> **Goal**: For the listing below, give the count of lines containing the string "data" and nothing else.

> **Information provided**:
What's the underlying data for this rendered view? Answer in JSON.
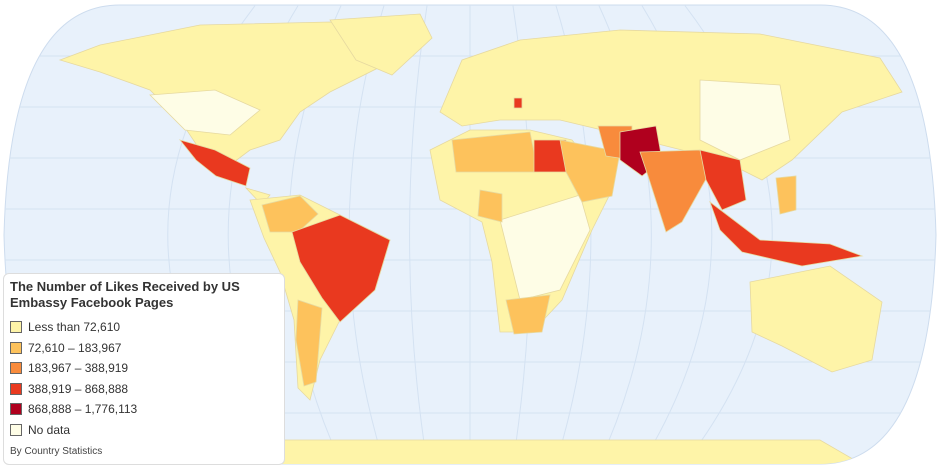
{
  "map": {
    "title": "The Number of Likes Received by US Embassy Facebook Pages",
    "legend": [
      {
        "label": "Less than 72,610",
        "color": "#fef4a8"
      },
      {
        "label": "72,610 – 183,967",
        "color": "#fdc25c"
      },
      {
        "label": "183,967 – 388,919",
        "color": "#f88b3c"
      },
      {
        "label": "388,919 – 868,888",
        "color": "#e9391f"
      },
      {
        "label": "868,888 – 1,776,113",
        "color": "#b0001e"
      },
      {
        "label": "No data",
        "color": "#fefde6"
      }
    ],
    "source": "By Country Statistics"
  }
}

> **Correct response**: 2